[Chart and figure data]
---+---
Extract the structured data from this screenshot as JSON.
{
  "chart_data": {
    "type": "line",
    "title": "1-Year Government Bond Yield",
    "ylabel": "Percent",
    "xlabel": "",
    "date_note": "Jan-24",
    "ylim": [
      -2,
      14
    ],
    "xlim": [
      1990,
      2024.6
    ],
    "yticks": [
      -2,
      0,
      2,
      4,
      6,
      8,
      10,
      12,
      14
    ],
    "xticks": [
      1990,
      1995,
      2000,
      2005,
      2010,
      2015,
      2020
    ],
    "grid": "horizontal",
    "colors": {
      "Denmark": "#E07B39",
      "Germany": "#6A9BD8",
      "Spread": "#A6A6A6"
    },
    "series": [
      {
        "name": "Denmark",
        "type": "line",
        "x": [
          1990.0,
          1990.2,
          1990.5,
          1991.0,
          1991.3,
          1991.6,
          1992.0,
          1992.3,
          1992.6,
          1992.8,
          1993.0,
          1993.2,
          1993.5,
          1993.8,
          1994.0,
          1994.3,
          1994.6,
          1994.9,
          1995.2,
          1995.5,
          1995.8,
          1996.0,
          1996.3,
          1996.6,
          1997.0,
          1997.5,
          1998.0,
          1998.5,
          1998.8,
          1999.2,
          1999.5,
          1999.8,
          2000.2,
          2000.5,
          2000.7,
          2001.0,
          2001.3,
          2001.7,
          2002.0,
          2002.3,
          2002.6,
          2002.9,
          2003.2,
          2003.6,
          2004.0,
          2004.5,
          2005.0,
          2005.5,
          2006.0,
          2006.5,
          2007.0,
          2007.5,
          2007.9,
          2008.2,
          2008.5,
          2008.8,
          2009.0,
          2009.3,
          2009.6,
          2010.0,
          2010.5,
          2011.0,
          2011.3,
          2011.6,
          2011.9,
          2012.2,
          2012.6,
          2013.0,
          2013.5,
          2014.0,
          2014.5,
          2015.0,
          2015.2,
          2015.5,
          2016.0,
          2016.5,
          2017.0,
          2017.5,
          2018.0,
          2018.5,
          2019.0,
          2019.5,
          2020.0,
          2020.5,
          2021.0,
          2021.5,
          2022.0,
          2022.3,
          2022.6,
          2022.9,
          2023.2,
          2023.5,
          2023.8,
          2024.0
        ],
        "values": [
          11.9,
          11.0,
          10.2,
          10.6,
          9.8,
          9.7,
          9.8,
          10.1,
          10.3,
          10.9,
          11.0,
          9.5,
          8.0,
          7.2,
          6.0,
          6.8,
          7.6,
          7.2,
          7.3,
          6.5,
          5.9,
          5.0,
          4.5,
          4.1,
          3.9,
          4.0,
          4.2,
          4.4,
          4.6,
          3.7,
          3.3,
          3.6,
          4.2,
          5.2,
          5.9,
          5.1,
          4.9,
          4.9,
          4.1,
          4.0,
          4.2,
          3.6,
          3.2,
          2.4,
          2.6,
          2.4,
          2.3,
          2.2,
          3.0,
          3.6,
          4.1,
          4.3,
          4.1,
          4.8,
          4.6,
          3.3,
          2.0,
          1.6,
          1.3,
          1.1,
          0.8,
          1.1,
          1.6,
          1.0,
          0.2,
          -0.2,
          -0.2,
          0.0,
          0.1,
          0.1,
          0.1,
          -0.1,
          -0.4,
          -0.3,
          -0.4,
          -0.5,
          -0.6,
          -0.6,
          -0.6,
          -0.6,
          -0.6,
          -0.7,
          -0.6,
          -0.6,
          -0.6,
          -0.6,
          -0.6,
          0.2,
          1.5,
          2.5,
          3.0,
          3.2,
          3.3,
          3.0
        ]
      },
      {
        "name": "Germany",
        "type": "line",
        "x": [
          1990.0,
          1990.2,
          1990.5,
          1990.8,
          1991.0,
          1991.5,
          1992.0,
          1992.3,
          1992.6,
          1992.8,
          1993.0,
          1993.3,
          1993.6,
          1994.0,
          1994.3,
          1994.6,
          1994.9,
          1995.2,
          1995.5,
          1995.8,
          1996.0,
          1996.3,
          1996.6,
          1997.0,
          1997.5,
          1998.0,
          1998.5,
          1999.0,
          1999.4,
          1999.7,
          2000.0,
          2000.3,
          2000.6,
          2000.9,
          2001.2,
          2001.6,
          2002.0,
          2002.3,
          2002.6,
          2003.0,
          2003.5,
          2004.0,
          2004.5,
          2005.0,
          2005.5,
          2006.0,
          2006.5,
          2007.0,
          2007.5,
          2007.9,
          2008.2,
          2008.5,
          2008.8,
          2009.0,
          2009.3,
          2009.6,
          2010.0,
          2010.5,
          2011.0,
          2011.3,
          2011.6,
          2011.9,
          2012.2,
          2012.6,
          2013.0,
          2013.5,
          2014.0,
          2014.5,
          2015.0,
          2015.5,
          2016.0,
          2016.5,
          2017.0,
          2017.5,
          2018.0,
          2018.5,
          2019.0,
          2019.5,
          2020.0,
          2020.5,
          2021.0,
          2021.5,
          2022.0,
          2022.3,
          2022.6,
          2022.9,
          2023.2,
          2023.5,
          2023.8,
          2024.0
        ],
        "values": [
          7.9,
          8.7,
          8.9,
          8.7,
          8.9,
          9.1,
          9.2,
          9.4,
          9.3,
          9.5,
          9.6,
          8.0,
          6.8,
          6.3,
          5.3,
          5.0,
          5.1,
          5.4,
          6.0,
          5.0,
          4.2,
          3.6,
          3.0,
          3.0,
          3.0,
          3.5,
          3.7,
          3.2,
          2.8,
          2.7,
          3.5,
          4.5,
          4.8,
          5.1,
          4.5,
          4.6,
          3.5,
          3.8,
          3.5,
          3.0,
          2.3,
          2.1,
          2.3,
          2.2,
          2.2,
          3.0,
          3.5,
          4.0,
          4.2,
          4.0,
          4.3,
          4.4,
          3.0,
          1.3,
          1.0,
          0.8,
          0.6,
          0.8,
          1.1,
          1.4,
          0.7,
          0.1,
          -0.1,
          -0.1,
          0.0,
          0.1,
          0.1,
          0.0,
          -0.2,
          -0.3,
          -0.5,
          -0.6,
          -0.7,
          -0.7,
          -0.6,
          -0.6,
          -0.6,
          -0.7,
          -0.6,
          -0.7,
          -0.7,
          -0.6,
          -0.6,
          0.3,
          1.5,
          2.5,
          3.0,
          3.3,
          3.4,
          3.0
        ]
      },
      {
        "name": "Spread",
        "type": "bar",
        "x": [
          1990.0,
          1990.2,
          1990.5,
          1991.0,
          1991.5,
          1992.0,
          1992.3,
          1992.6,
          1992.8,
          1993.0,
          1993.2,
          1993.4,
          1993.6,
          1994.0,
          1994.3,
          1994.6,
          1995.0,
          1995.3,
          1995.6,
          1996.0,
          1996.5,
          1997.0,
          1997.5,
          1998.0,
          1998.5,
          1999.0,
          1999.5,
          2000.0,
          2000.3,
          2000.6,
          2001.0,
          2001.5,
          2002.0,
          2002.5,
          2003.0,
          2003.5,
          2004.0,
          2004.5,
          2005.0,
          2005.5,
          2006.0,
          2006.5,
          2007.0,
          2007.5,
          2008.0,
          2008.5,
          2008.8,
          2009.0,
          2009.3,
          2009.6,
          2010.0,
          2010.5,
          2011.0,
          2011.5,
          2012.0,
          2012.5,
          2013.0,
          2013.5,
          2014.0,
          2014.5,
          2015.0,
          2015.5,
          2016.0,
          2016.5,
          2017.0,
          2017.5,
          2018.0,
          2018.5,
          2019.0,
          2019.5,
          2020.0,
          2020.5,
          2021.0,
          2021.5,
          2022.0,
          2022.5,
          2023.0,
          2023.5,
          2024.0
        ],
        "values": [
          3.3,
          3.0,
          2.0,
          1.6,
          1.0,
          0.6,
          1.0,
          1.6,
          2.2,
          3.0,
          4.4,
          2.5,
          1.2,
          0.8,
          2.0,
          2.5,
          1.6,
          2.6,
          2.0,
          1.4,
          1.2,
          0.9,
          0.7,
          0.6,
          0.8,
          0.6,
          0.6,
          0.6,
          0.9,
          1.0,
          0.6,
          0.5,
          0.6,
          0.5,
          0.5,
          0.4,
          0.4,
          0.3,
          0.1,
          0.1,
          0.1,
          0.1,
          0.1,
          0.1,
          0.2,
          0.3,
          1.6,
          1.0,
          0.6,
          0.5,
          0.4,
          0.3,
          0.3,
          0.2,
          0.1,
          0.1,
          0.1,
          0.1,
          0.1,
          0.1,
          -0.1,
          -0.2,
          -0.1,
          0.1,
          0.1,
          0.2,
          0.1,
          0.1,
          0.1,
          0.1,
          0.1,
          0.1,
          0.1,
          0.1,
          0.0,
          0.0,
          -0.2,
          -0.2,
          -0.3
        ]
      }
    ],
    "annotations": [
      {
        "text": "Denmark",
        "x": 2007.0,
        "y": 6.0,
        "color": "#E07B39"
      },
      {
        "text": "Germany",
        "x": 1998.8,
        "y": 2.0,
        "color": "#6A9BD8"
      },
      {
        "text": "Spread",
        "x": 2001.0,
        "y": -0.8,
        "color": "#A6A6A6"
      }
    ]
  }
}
---+---
◆ **GIVEN TASK**
Identify the lines in the records above that contain the word "name", then state how many there are and nothing more.

◆ **ANSWER TO THE TASK**
3